Dataset records:
══════════

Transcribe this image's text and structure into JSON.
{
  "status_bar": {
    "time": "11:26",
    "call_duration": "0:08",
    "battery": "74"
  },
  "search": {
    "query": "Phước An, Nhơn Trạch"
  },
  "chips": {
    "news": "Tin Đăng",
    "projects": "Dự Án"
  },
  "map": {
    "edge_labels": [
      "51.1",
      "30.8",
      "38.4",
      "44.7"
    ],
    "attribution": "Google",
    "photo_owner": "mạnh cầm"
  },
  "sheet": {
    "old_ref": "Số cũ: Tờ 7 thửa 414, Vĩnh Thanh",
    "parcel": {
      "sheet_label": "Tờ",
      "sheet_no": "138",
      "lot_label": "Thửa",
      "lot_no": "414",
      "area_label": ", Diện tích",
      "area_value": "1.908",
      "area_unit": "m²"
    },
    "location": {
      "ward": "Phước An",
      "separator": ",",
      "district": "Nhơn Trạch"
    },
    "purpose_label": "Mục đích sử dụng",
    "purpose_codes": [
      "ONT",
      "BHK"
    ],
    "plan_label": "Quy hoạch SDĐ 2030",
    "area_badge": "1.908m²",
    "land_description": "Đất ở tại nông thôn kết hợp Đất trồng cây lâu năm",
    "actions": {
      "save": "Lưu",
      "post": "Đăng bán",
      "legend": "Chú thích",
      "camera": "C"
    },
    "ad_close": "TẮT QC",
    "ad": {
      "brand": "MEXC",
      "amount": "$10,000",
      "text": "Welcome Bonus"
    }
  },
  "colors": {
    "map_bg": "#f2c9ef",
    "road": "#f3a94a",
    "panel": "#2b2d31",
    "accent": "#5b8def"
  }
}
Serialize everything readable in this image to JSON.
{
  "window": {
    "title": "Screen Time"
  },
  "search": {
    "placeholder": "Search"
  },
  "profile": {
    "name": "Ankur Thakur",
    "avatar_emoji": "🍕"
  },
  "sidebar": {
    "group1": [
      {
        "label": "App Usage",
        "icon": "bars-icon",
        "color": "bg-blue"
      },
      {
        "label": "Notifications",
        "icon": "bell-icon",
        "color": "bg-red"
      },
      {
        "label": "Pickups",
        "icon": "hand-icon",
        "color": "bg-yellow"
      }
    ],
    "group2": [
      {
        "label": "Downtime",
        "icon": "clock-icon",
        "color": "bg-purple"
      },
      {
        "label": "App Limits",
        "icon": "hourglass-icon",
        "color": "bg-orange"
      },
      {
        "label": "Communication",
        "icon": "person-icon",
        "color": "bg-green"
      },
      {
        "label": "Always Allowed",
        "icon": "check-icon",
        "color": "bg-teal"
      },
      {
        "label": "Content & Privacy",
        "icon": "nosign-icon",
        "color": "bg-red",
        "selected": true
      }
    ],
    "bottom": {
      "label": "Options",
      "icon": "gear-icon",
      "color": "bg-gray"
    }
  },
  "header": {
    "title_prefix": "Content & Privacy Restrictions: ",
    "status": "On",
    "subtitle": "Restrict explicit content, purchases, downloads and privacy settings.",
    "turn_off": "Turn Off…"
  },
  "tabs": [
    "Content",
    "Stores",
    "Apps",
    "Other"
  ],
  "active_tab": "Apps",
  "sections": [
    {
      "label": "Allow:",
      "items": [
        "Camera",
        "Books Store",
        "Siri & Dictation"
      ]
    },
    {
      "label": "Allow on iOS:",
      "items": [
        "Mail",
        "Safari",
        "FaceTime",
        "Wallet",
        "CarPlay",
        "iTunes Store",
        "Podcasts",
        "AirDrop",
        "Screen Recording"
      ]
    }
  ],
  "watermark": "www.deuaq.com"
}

══════════

**Direction**
Report the number of lines in the listing above that include the word "icon", and nothing else.

**Task output**
9